• **Description of the task**
Set down each line of the data below exactly as it stands, dropping the pictures.

-- Start of Supplied data --

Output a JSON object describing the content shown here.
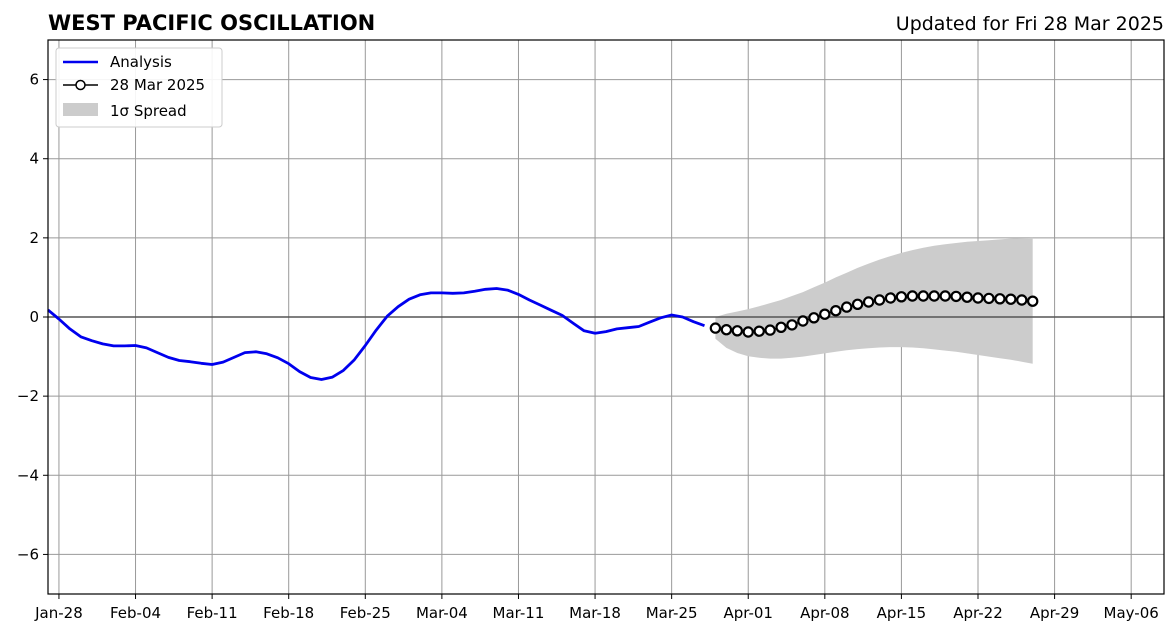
{
  "chart_data": {
    "type": "line",
    "title": "WEST PACIFIC OSCILLATION",
    "subtitle": "Updated for Fri 28 Mar 2025",
    "xlabel": "",
    "ylabel": "",
    "x_range": [
      "2025-01-27",
      "2025-05-09"
    ],
    "ylim": [
      -7,
      7
    ],
    "yticks": [
      -6,
      -4,
      -2,
      0,
      2,
      4,
      6
    ],
    "ytick_labels": [
      "−6",
      "−4",
      "−2",
      "0",
      "2",
      "4",
      "6"
    ],
    "xticks": [
      "2025-01-28",
      "2025-02-04",
      "2025-02-11",
      "2025-02-18",
      "2025-02-25",
      "2025-03-04",
      "2025-03-11",
      "2025-03-18",
      "2025-03-25",
      "2025-04-01",
      "2025-04-08",
      "2025-04-15",
      "2025-04-22",
      "2025-04-29",
      "2025-05-06"
    ],
    "xtick_labels": [
      "Jan-28",
      "Feb-04",
      "Feb-11",
      "Feb-18",
      "Feb-25",
      "Mar-04",
      "Mar-11",
      "Mar-18",
      "Mar-25",
      "Apr-01",
      "Apr-08",
      "Apr-15",
      "Apr-22",
      "Apr-29",
      "May-06"
    ],
    "grid": true,
    "legend_position": "top-left",
    "legend": [
      "Analysis",
      "28 Mar 2025",
      "1σ Spread"
    ],
    "colors": {
      "analysis": "#0000ee",
      "forecast_marker": "#000000",
      "spread": "#cccccc",
      "grid": "#999999",
      "zero_line": "#555555"
    },
    "series": [
      {
        "name": "Analysis",
        "start_date": "2025-01-27",
        "values": [
          0.18,
          -0.05,
          -0.3,
          -0.5,
          -0.6,
          -0.68,
          -0.73,
          -0.73,
          -0.72,
          -0.78,
          -0.9,
          -1.02,
          -1.1,
          -1.13,
          -1.17,
          -1.2,
          -1.14,
          -1.02,
          -0.9,
          -0.88,
          -0.93,
          -1.03,
          -1.18,
          -1.38,
          -1.53,
          -1.58,
          -1.52,
          -1.35,
          -1.08,
          -0.72,
          -0.33,
          0.02,
          0.26,
          0.45,
          0.56,
          0.61,
          0.61,
          0.6,
          0.61,
          0.65,
          0.7,
          0.72,
          0.68,
          0.57,
          0.43,
          0.3,
          0.17,
          0.04,
          -0.16,
          -0.35,
          -0.41,
          -0.37,
          -0.3,
          -0.27,
          -0.24,
          -0.13,
          -0.02,
          0.05,
          0.0,
          -0.12,
          -0.22
        ]
      },
      {
        "name": "28 Mar 2025",
        "start_date": "2025-03-29",
        "values": [
          -0.28,
          -0.32,
          -0.35,
          -0.38,
          -0.36,
          -0.33,
          -0.26,
          -0.2,
          -0.1,
          -0.02,
          0.07,
          0.16,
          0.25,
          0.32,
          0.38,
          0.43,
          0.48,
          0.51,
          0.53,
          0.53,
          0.53,
          0.53,
          0.52,
          0.5,
          0.48,
          0.47,
          0.46,
          0.45,
          0.43,
          0.4
        ]
      }
    ],
    "spread": {
      "name": "1σ Spread",
      "start_date": "2025-03-29",
      "upper": [
        0.0,
        0.08,
        0.14,
        0.2,
        0.27,
        0.35,
        0.43,
        0.53,
        0.63,
        0.75,
        0.87,
        1.0,
        1.12,
        1.24,
        1.35,
        1.45,
        1.54,
        1.62,
        1.69,
        1.75,
        1.8,
        1.84,
        1.87,
        1.9,
        1.92,
        1.94,
        1.96,
        1.98,
        1.99,
        2.0
      ],
      "lower": [
        -0.55,
        -0.78,
        -0.91,
        -0.99,
        -1.03,
        -1.05,
        -1.05,
        -1.03,
        -1.0,
        -0.96,
        -0.92,
        -0.88,
        -0.84,
        -0.81,
        -0.79,
        -0.77,
        -0.76,
        -0.76,
        -0.77,
        -0.79,
        -0.82,
        -0.85,
        -0.88,
        -0.92,
        -0.96,
        -1.0,
        -1.04,
        -1.08,
        -1.13,
        -1.18
      ]
    }
  }
}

-- End of Supplied data --

• **In response**
Output a JSON object describing the content shown here.
{
  "chart_data": {
    "type": "line",
    "title": "WEST PACIFIC OSCILLATION",
    "subtitle": "Updated for Fri 28 Mar 2025",
    "xlabel": "",
    "ylabel": "",
    "x_range": [
      "2025-01-27",
      "2025-05-09"
    ],
    "ylim": [
      -7,
      7
    ],
    "yticks": [
      -6,
      -4,
      -2,
      0,
      2,
      4,
      6
    ],
    "ytick_labels": [
      "−6",
      "−4",
      "−2",
      "0",
      "2",
      "4",
      "6"
    ],
    "xticks": [
      "2025-01-28",
      "2025-02-04",
      "2025-02-11",
      "2025-02-18",
      "2025-02-25",
      "2025-03-04",
      "2025-03-11",
      "2025-03-18",
      "2025-03-25",
      "2025-04-01",
      "2025-04-08",
      "2025-04-15",
      "2025-04-22",
      "2025-04-29",
      "2025-05-06"
    ],
    "xtick_labels": [
      "Jan-28",
      "Feb-04",
      "Feb-11",
      "Feb-18",
      "Feb-25",
      "Mar-04",
      "Mar-11",
      "Mar-18",
      "Mar-25",
      "Apr-01",
      "Apr-08",
      "Apr-15",
      "Apr-22",
      "Apr-29",
      "May-06"
    ],
    "grid": true,
    "legend_position": "top-left",
    "legend": [
      "Analysis",
      "28 Mar 2025",
      "1σ Spread"
    ],
    "colors": {
      "analysis": "#0000ee",
      "forecast_marker": "#000000",
      "spread": "#cccccc",
      "grid": "#999999",
      "zero_line": "#555555"
    },
    "series": [
      {
        "name": "Analysis",
        "start_date": "2025-01-27",
        "values": [
          0.18,
          -0.05,
          -0.3,
          -0.5,
          -0.6,
          -0.68,
          -0.73,
          -0.73,
          -0.72,
          -0.78,
          -0.9,
          -1.02,
          -1.1,
          -1.13,
          -1.17,
          -1.2,
          -1.14,
          -1.02,
          -0.9,
          -0.88,
          -0.93,
          -1.03,
          -1.18,
          -1.38,
          -1.53,
          -1.58,
          -1.52,
          -1.35,
          -1.08,
          -0.72,
          -0.33,
          0.02,
          0.26,
          0.45,
          0.56,
          0.61,
          0.61,
          0.6,
          0.61,
          0.65,
          0.7,
          0.72,
          0.68,
          0.57,
          0.43,
          0.3,
          0.17,
          0.04,
          -0.16,
          -0.35,
          -0.41,
          -0.37,
          -0.3,
          -0.27,
          -0.24,
          -0.13,
          -0.02,
          0.05,
          0.0,
          -0.12,
          -0.22
        ]
      },
      {
        "name": "28 Mar 2025",
        "start_date": "2025-03-29",
        "values": [
          -0.28,
          -0.32,
          -0.35,
          -0.38,
          -0.36,
          -0.33,
          -0.26,
          -0.2,
          -0.1,
          -0.02,
          0.07,
          0.16,
          0.25,
          0.32,
          0.38,
          0.43,
          0.48,
          0.51,
          0.53,
          0.53,
          0.53,
          0.53,
          0.52,
          0.5,
          0.48,
          0.47,
          0.46,
          0.45,
          0.43,
          0.4
        ]
      }
    ],
    "spread": {
      "name": "1σ Spread",
      "start_date": "2025-03-29",
      "upper": [
        0.0,
        0.08,
        0.14,
        0.2,
        0.27,
        0.35,
        0.43,
        0.53,
        0.63,
        0.75,
        0.87,
        1.0,
        1.12,
        1.24,
        1.35,
        1.45,
        1.54,
        1.62,
        1.69,
        1.75,
        1.8,
        1.84,
        1.87,
        1.9,
        1.92,
        1.94,
        1.96,
        1.98,
        1.99,
        2.0
      ],
      "lower": [
        -0.55,
        -0.78,
        -0.91,
        -0.99,
        -1.03,
        -1.05,
        -1.05,
        -1.03,
        -1.0,
        -0.96,
        -0.92,
        -0.88,
        -0.84,
        -0.81,
        -0.79,
        -0.77,
        -0.76,
        -0.76,
        -0.77,
        -0.79,
        -0.82,
        -0.85,
        -0.88,
        -0.92,
        -0.96,
        -1.0,
        -1.04,
        -1.08,
        -1.13,
        -1.18
      ]
    }
  }
}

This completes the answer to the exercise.